Each entry below should be echoed exactly, with pictures omitted.

++++++++++++++++++++

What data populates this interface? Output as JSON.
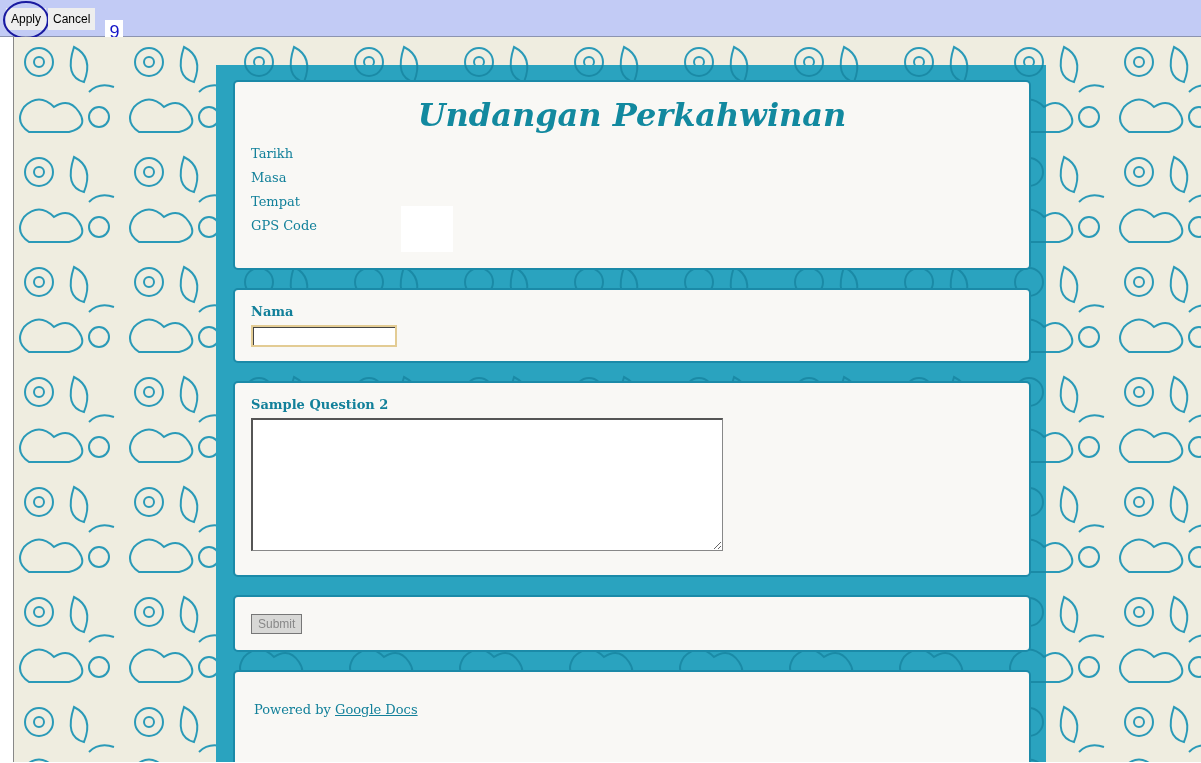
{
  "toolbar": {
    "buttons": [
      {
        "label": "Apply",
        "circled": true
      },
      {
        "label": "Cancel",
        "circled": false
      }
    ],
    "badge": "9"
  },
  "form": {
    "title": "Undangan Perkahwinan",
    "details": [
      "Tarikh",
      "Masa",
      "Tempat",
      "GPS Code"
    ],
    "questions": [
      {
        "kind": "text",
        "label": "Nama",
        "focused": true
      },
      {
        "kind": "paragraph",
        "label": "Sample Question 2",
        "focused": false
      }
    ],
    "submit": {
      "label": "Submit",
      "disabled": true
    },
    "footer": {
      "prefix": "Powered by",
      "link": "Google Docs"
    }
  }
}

++++++++++++++++++++

**Task response:**
What data populates this interface? Output as JSON.
{
  "toolbar": {
    "buttons": [
      {
        "label": "Apply",
        "circled": true
      },
      {
        "label": "Cancel",
        "circled": false
      }
    ],
    "badge": "9"
  },
  "form": {
    "title": "Undangan Perkahwinan",
    "details": [
      "Tarikh",
      "Masa",
      "Tempat",
      "GPS Code"
    ],
    "questions": [
      {
        "kind": "text",
        "label": "Nama",
        "focused": true
      },
      {
        "kind": "paragraph",
        "label": "Sample Question 2",
        "focused": false
      }
    ],
    "submit": {
      "label": "Submit",
      "disabled": true
    },
    "footer": {
      "prefix": "Powered by",
      "link": "Google Docs"
    }
  }
}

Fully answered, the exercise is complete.